* WHAT THE EXERCISE ASKS *
Using the records below, count the lines with "κατανάλωσης" in them. Give the number only.
*** STORED RECORDS
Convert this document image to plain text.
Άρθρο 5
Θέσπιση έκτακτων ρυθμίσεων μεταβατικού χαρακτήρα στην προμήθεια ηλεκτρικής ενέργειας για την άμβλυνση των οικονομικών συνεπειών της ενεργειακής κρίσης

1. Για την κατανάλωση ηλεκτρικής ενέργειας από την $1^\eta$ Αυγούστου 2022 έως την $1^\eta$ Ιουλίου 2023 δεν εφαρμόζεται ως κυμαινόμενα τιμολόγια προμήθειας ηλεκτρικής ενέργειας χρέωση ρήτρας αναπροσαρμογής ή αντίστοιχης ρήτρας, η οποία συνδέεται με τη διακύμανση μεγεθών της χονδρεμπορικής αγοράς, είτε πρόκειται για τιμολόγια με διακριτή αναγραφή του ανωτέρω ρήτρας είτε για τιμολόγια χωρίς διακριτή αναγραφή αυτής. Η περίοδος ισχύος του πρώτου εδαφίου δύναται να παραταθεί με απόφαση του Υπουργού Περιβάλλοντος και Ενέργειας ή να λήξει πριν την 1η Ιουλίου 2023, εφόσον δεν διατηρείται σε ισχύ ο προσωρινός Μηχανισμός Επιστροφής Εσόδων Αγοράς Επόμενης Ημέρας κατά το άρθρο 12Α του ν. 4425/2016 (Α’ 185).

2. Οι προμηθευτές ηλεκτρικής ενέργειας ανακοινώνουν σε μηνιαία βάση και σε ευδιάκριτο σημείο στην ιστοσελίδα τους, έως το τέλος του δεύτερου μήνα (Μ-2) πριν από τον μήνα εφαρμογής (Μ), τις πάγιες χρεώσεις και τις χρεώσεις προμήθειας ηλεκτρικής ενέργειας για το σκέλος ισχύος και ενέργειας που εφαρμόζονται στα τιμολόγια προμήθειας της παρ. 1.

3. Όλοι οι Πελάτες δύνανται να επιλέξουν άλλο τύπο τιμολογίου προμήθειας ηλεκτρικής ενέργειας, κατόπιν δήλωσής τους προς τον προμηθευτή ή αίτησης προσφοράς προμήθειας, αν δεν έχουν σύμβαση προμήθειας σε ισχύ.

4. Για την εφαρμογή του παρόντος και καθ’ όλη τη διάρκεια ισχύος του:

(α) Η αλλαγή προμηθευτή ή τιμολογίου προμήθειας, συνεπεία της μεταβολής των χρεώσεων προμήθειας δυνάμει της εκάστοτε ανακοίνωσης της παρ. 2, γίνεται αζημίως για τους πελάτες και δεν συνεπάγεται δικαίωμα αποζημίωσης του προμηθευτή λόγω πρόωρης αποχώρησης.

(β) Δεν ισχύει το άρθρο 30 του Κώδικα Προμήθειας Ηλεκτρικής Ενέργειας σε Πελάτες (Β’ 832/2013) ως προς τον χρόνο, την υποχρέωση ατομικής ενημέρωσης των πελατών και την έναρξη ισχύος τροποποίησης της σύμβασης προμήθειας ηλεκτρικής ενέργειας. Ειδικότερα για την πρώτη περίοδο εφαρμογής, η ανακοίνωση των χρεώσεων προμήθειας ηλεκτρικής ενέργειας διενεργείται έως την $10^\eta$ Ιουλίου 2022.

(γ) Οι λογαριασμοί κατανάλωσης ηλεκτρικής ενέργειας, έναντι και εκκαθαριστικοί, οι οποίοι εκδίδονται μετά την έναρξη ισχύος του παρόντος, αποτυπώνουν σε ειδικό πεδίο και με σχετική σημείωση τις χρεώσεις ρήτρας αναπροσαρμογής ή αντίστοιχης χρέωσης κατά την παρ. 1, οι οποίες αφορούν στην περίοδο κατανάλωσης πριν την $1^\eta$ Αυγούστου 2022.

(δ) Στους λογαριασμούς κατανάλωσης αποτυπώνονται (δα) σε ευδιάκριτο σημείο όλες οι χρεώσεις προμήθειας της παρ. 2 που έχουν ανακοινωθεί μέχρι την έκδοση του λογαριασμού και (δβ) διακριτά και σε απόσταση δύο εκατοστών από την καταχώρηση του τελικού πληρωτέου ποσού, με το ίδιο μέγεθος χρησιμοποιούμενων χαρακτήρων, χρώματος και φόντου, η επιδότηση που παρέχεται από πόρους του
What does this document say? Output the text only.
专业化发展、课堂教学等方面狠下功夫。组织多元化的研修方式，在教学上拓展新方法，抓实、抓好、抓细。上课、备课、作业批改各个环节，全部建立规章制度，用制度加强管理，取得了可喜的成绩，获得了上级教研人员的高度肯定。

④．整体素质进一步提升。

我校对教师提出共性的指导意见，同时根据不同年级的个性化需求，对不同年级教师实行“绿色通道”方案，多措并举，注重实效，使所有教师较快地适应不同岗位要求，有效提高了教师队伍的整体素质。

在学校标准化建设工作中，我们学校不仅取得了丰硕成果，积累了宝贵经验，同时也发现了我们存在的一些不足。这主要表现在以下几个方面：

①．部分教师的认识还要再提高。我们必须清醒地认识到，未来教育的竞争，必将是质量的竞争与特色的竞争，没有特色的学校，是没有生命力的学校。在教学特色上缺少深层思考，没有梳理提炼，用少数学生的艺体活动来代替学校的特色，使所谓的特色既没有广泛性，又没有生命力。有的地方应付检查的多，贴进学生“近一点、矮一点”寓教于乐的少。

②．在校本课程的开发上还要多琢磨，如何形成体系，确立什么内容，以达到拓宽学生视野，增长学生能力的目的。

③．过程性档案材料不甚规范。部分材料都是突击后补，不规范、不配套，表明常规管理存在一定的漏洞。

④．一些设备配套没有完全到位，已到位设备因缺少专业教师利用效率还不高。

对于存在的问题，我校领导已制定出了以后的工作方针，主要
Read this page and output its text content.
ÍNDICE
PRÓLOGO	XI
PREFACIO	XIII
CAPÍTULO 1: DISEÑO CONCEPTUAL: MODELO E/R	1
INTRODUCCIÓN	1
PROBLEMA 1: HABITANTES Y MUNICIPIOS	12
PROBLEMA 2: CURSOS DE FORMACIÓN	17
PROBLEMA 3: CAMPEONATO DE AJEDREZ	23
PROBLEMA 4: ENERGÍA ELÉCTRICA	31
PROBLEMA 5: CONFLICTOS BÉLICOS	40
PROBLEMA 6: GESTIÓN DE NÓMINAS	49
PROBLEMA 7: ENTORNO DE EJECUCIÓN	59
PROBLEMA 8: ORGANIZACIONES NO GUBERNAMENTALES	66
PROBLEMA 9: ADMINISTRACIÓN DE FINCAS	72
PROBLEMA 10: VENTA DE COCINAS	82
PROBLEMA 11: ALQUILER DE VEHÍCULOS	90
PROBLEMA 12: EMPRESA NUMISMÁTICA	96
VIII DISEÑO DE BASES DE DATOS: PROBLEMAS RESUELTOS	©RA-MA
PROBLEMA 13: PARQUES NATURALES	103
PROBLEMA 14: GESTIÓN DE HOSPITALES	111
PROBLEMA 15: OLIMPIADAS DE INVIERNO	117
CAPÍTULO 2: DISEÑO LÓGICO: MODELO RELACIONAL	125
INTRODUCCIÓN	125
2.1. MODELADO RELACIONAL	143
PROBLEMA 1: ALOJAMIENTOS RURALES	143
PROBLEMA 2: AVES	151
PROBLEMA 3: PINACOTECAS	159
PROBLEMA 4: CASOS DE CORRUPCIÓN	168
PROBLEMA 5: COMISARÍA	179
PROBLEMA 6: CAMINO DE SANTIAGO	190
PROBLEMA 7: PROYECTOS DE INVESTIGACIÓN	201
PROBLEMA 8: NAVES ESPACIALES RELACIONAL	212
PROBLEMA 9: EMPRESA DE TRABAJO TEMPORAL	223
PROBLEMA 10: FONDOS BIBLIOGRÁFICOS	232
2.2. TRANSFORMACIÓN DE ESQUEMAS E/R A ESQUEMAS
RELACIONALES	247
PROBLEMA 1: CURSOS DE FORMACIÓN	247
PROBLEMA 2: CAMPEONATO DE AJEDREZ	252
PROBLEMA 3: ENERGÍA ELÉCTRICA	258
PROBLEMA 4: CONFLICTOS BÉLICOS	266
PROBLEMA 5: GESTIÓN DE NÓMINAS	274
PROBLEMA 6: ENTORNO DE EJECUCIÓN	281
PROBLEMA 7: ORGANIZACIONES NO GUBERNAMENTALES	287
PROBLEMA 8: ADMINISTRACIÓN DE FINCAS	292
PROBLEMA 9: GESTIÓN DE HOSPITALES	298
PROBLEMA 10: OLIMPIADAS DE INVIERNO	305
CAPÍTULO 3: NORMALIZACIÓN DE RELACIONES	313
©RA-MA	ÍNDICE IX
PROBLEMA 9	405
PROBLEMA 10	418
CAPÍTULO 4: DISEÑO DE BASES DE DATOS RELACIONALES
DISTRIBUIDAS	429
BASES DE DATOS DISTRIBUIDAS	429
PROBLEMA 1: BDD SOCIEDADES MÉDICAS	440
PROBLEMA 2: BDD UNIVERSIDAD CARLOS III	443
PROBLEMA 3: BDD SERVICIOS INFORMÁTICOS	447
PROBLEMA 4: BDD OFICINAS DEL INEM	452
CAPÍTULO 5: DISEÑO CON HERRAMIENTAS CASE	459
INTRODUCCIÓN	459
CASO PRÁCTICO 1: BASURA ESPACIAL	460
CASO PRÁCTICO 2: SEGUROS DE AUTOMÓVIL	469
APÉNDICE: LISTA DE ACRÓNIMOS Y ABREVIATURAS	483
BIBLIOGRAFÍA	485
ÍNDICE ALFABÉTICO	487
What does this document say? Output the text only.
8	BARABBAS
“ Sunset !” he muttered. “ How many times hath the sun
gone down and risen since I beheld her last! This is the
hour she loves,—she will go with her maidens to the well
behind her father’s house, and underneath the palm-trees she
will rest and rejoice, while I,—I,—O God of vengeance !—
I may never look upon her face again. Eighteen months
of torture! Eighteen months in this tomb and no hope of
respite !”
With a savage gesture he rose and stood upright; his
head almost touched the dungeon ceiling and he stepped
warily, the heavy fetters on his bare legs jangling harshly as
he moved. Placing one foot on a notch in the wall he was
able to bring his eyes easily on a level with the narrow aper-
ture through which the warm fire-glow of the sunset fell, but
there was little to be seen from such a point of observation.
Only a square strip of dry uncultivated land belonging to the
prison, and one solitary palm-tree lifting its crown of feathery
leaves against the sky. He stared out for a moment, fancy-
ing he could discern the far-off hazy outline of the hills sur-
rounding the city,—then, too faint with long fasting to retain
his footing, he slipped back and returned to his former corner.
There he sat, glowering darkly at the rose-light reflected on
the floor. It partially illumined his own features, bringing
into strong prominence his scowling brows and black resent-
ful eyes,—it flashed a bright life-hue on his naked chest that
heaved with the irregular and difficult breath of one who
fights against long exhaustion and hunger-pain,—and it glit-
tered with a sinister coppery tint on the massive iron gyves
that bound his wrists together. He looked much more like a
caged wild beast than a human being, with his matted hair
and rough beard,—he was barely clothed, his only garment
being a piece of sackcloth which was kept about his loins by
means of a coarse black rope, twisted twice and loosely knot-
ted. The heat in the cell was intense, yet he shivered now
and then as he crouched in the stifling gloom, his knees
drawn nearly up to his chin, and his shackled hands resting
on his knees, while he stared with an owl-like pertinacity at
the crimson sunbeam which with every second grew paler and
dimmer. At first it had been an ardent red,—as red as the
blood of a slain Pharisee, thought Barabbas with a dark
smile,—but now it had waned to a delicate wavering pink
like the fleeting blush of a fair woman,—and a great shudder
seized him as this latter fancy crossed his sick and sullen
******
* EXERCISE SOLUTION *
2